Material to process:
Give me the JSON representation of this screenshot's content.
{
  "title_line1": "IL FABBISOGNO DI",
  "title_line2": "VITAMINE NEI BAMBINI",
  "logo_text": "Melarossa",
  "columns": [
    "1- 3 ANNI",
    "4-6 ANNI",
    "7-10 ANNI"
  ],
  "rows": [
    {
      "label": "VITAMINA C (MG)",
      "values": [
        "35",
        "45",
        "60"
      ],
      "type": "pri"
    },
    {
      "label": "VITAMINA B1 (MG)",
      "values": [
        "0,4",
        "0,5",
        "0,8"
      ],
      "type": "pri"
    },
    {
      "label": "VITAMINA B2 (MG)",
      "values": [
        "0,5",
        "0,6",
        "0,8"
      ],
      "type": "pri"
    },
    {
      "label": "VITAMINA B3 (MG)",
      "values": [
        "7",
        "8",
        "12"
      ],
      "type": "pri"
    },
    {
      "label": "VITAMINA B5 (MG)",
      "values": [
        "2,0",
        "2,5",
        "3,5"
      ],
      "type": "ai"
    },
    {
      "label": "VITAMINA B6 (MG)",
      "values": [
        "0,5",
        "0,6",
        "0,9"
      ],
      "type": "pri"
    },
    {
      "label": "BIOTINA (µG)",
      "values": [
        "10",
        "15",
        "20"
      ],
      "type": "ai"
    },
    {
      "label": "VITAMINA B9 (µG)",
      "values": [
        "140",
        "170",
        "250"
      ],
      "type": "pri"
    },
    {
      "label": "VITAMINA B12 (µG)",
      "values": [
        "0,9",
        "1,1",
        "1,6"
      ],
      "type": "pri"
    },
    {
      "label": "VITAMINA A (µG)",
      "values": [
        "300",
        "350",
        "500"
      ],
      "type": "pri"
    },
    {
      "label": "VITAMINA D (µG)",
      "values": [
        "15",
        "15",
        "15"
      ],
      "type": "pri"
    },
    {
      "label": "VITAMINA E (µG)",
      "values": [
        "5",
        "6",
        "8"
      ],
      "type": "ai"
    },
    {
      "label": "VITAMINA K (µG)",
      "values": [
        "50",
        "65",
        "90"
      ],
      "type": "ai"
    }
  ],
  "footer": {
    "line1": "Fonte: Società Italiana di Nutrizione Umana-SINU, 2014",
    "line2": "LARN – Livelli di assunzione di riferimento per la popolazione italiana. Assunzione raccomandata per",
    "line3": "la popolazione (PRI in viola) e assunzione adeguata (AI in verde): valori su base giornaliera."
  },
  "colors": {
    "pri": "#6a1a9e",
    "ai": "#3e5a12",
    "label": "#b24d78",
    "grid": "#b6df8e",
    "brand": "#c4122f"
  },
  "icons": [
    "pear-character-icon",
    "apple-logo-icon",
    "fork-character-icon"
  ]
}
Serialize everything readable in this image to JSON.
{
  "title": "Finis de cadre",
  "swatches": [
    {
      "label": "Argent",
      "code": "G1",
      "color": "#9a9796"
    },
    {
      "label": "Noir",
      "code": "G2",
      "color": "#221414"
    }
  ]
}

Requirement: Set down nothing but the lines from the one with "Serialize everything readable" through the end of the records, keeping each line exactly as written and including both ends.

Response:
Serialize everything readable in this image to JSON.
{
  "title": "Finis de cadre",
  "swatches": [
    {
      "label": "Argent",
      "code": "G1",
      "color": "#9a9796"
    },
    {
      "label": "Noir",
      "code": "G2",
      "color": "#221414"
    }
  ]
}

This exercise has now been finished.